== Material for the task ==

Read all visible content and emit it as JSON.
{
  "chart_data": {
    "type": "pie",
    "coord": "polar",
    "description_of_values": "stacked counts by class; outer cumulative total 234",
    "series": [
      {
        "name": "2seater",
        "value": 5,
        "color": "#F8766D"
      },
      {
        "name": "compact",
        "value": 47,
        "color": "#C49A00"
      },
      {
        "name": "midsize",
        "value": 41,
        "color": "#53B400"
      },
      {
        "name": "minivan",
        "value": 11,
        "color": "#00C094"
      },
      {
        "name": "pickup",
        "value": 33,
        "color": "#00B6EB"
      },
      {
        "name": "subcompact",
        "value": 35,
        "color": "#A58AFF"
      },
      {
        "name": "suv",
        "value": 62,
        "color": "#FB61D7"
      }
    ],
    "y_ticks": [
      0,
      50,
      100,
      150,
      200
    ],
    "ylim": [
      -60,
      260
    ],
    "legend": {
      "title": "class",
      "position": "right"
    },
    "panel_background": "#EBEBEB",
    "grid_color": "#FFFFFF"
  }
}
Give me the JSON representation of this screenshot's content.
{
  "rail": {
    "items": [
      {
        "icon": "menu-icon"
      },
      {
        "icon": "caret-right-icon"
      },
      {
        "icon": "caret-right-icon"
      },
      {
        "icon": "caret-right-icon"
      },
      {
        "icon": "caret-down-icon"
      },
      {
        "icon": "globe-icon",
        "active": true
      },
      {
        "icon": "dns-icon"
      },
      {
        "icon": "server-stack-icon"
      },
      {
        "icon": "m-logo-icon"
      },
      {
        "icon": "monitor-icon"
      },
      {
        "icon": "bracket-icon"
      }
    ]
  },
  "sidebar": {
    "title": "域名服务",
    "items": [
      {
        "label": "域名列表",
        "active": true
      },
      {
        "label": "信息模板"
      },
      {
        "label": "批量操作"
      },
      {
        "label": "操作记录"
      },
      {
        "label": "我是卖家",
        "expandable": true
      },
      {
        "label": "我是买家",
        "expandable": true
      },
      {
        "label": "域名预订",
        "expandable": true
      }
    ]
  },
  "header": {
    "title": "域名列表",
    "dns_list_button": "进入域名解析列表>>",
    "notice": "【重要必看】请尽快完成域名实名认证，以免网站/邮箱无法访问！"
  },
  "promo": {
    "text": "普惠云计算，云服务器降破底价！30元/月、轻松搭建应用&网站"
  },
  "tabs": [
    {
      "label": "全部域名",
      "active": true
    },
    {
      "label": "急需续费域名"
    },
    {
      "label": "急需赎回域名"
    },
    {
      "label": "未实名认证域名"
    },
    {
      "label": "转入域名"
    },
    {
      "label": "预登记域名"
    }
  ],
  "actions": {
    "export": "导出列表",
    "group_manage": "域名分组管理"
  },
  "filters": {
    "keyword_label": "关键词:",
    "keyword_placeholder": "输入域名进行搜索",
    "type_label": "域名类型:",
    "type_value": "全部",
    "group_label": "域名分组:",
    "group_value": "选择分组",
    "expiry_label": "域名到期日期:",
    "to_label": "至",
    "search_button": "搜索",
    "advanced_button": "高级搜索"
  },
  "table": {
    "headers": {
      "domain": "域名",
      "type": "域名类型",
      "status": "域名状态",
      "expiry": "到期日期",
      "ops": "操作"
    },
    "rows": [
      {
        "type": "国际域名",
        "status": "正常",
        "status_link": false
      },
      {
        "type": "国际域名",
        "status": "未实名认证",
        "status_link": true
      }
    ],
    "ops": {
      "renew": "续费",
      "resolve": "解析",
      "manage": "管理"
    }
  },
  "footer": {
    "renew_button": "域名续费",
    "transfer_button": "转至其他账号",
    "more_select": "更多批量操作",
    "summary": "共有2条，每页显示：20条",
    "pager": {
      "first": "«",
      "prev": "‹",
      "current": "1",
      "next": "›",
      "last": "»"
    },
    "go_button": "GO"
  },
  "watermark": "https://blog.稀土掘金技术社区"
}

===

▶ **What is needed**
Considering only the records above, state the number of lines that include the word "class", with nothing added.

▶ **Response to this task**
2